[START OF DATA ROWS]
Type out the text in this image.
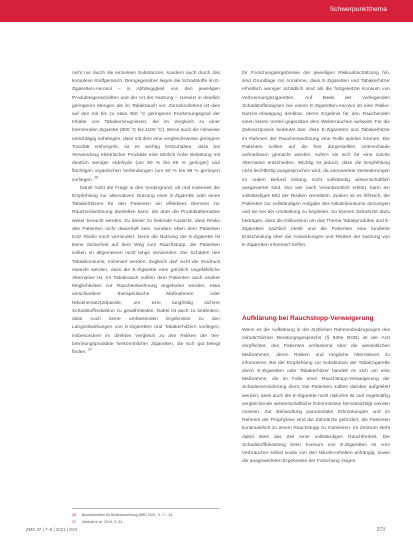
Schwerpunktthema

nicht nur durch die einzelnen Substanzen, sondern auch durch das komplexe Stoffgemisch. Demgegenüber liegen die Schadstoffe im E-Zigaretten-Aerosol – in Abhängigkeit von den jeweiligen Produkteigenschaften und der Art der Nutzung – zumeist in deutlich geringeren Mengen als im Tabakrauch vor. Zurückzuführen ist dies auf den mit bis zu etwa 350 °C geringeren Erwärmungsgrad der Inhalte von Tabakerzeugnissen, die im Vergleich zu einer brennenden Zigarette (800 °C bis 1100 °C). Wenn auch die Hinweise einschlägig nahelegen, dass mit dem eine vergleichsweise geringere Toxizität einhergeht, ist es wichtig festzuhalten, dass bei Verwendung elektrischer Produkte eine ähnlich hohe Belastung mit deutlich weniger Aldehyde (um 80 % bis 95 % geringer) und flüchtigen organischen Verbindungen (um 60 % bis 99 % geringer) vorliegen. $^{36}$

Damit rückt die Frage in den Vordergrund, ob und inwieweit die Empfehlung zur alternativen Nutzung einer E-Zigarette oder eines Tabakerhitzers für den Patienten ein effektives Element zur Rauchentwöhnung darstellen kann, die aber die Produktalternative weiter besucht werden. Zu dieser zu heilende Aussicht, dass Risiko des Patienten nicht dauerhaft sein, sondern eben dem Patienten trotz Risiko noch vermindert. Denn die Nutzung der E-Zigarette ist keine Sicherheit auf dem Weg zum Rauchstopp, die Patienten sollten im allgemeinen nicht lange verwenden. Die Schäden des Tabakkonsums, minimiert werden. Zugleich darf nicht der Eindruck erweckt werden, dass die E-Zigarette eine gänzlich ungefährliche Alternative ist. Im Tabakrauch sollten dem Patienten auch andere Möglichkeiten zur Rauchentwöhnung angeboten werden, etwa verschiedene therapeutische Maßnahmen oder Nikotinersatzpräparate, um eine langfristig sichere Schadstoffreduktion zu gewährleisten. Dabei ist auch zu bedenken, dass noch keine umfassenden Ergebnisse zu den Langzeitwirkungen von E-Zigaretten und Tabakerhitzern vorliegen, insbesondere im direkten Vergleich zu den Risiken der Verbrennungsprodukte herkömmlicher Zigaretten, die sich gut belegt finden. $^{37}$

für Forschungsergebnisse der jeweiligen Risikoabschätzung hin, sind Grundlage zur Annahme, dass E-Zigaretten und Tabakerhitzer erheblich weniger schädlich sind als die fortgesetzte Konsum von Verbrennungszigaretten. Auf Basis der vorliegenden Schadstoffanalysen bei einem E-Zigaretten-Aerosol ist eine Risiko-Nutzen-Abwägung denkbar, deren Ergebnis für den Rauchenden einen klaren Vorteil gegenüber dem Weiterrauchen aufweist. Für die Zahnarztpraxis bedeutet das, dass E-Zigaretten und Tabakerhitzer im Rahmen der Rauchentwöhnung eine Rolle spielen können. Die Patienten sollten auf die hier dargestellten Unterschiede aufmerksam gemacht werden, sofern sie sich für eine solche Alternative entscheiden. Wichtig ist jedoch, dass die Empfehlung nicht leichtfertig ausgesprochen wird, da unerwartete Veränderungen im oralen Befund bislang nicht vollständig wissenschaftlich ausgewertet sind. Nur wer nach Verantwortlich erklärt, kann ein vollständiges Bild der Risiken vermitteln. Zudem ist es hilfreich, die Patienten zur vollständigen Aufgabe des Nikotinkonsums anzuregen und sie bei der Umstellung zu begleiten. So können Zahnärzte dazu beitragen, dass die Diskussion um das Thema Tabakprodukte und E-Zigaretten sachlich bleibt und die Patienten eine fundierte Entscheidung über die Auswirkungen und Risiken der Nutzung von E-Zigaretten informiert treffen.

Aufklärung bei Rauchstopp-Verweigerung

Wenn es die Aufklärung in der ärztlichen Rahmenbedingungen des zahnärztlichen Beratungsgesprächs (§ 630e BGB) ist der Arzt verpflichtet, den Patienten umfassend über die wesentlichen Maßnahmen, deren Risiken und mögliche Alternativen zu informieren. Bei der Empfehlung zur Substitution der Tabakzigarette durch E-Zigaretten oder Tabakerhitzer handelt es sich um eine Maßnahme, die im Falle einer Rauchstopp-Verweigerung der Schadensminderung dient. Die Patienten sollten darüber aufgeklärt werden, dass auch die E-Zigarette nicht risikofrei ist und regelmäßig vergleichende wissenschaftliche Erkenntnisse berücksichtigt werden müssen. Zur Behandlung parodontaler Erkrankungen und im Rahmen der Prophylaxe sind die Zahnärzte gefordert, die Patienten kontinuierlich zu einem Rauchstopp zu motivieren. Im Zentrum steht dabei stets das Ziel einer vollständigen Rauchfreiheit. Die Schadstoffbelastung beim Konsum von E-Zigaretten ist vom Verbraucher selbst sowie von den Nikotin-Inhalten anhängig, sowie die ausgewerteten Ergebnisse der Forschung zeigen.

36	Bundesinstitut für Risikobewertung (BfR) 2021, S. 7 – 14.
37	Mallock et al. 2019, S. 61.
ZMK 37 | 7–8 | 2021 | DOI	373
[END OF DATA ROWS]
EXERCISE
Reproduce each line from the records that contains the word "jeweiligen".

RESPONSE TO THE EXERCISE
nicht nur durch die einzelnen Substanzen, sondern auch durch das komplexe Stoffgemisch. Demgegenüber liegen die Schadstoffe im E-Zigaretten-Aerosol – in Abhängigkeit von den jeweiligen Produkteigenschaften und der Art der Nutzung – zumeist in deutlich geringeren Mengen als im Tabakrauch vor. Zurückzuführen ist dies auf den mit bis zu etwa 350 °C geringeren Erwärmungsgrad der Inhalte von Tabakerzeugnissen, die im Vergleich zu einer brennenden Zigarette (800 °C bis 1100 °C). Wenn auch die Hinweise einschlägig nahelegen, dass mit dem eine vergleichsweise geringere Toxizität einhergeht, ist es wichtig festzuhalten, dass bei Verwendung elektrischer Produkte eine ähnlich hohe Belastung mit deutlich weniger Aldehyde (um 80 % bis 95 % geringer) und flüchtigen organischen Verbindungen (um 60 % bis 99 % geringer) vorliegen. $^{36}$
für Forschungsergebnisse der jeweiligen Risikoabschätzung hin, sind Grundlage zur Annahme, dass E-Zigaretten und Tabakerhitzer erheblich weniger schädlich sind als die fortgesetzte Konsum von Verbrennungszigaretten. Auf Basis der vorliegenden Schadstoffanalysen bei einem E-Zigaretten-Aerosol ist eine Risiko-Nutzen-Abwägung denkbar, deren Ergebnis für den Rauchenden einen klaren Vorteil gegenüber dem Weiterrauchen aufweist. Für die Zahnarztpraxis bedeutet das, dass E-Zigaretten und Tabakerhitzer im Rahmen der Rauchentwöhnung eine Rolle spielen können. Die Patienten sollten auf die hier dargestellten Unterschiede aufmerksam gemacht werden, sofern sie sich für eine solche Alternative entscheiden. Wichtig ist jedoch, dass die Empfehlung nicht leichtfertig ausgesprochen wird, da unerwartete Veränderungen im oralen Befund bislang nicht vollständig wissenschaftlich ausgewertet sind. Nur wer nach Verantwortlich erklärt, kann ein vollständiges Bild der Risiken vermitteln. Zudem ist es hilfreich, die Patienten zur vollständigen Aufgabe des Nikotinkonsums anzuregen und sie bei der Umstellung zu begleiten. So können Zahnärzte dazu beitragen, dass die Diskussion um das Thema Tabakprodukte und E-Zigaretten sachlich bleibt und die Patienten eine fundierte Entscheidung über die Auswirkungen und Risiken der Nutzung von E-Zigaretten informiert treffen.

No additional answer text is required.